**THE REQUEST:** Will you give every entry again exactly as it stands?

**ITEMS:**
———

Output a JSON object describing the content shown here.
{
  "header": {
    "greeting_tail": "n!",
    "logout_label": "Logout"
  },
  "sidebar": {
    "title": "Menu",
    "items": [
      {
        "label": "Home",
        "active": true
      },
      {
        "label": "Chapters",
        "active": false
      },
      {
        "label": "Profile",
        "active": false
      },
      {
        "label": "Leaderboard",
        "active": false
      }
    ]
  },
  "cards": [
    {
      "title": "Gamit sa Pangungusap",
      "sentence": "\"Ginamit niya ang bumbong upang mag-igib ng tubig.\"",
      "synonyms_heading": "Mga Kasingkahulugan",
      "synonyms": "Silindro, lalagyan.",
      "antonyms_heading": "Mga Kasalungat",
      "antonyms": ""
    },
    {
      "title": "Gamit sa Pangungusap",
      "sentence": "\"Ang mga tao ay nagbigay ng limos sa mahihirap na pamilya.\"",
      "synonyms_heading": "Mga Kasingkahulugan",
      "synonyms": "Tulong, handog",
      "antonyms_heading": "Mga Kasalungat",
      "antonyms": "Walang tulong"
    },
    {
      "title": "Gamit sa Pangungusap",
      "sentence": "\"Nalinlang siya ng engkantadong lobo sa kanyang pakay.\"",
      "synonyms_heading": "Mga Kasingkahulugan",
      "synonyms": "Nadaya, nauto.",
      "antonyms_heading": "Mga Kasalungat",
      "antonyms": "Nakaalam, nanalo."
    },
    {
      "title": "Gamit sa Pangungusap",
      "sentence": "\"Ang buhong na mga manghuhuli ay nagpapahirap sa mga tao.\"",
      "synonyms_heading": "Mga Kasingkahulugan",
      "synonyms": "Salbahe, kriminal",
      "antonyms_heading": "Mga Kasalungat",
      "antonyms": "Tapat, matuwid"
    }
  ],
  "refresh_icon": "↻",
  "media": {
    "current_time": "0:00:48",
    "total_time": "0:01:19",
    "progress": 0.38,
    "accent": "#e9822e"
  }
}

———

**CORRECT OUTPUT:**
Output a JSON object describing the content shown here.
{
  "header": {
    "greeting_tail": "n!",
    "logout_label": "Logout"
  },
  "sidebar": {
    "title": "Menu",
    "items": [
      {
        "label": "Home",
        "active": true
      },
      {
        "label": "Chapters",
        "active": false
      },
      {
        "label": "Profile",
        "active": false
      },
      {
        "label": "Leaderboard",
        "active": false
      }
    ]
  },
  "cards": [
    {
      "title": "Gamit sa Pangungusap",
      "sentence": "\"Ginamit niya ang bumbong upang mag-igib ng tubig.\"",
      "synonyms_heading": "Mga Kasingkahulugan",
      "synonyms": "Silindro, lalagyan.",
      "antonyms_heading": "Mga Kasalungat",
      "antonyms": ""
    },
    {
      "title": "Gamit sa Pangungusap",
      "sentence": "\"Ang mga tao ay nagbigay ng limos sa mahihirap na pamilya.\"",
      "synonyms_heading": "Mga Kasingkahulugan",
      "synonyms": "Tulong, handog",
      "antonyms_heading": "Mga Kasalungat",
      "antonyms": "Walang tulong"
    },
    {
      "title": "Gamit sa Pangungusap",
      "sentence": "\"Nalinlang siya ng engkantadong lobo sa kanyang pakay.\"",
      "synonyms_heading": "Mga Kasingkahulugan",
      "synonyms": "Nadaya, nauto.",
      "antonyms_heading": "Mga Kasalungat",
      "antonyms": "Nakaalam, nanalo."
    },
    {
      "title": "Gamit sa Pangungusap",
      "sentence": "\"Ang buhong na mga manghuhuli ay nagpapahirap sa mga tao.\"",
      "synonyms_heading": "Mga Kasingkahulugan",
      "synonyms": "Salbahe, kriminal",
      "antonyms_heading": "Mga Kasalungat",
      "antonyms": "Tapat, matuwid"
    }
  ],
  "refresh_icon": "↻",
  "media": {
    "current_time": "0:00:48",
    "total_time": "0:01:19",
    "progress": 0.38,
    "accent": "#e9822e"
  }
}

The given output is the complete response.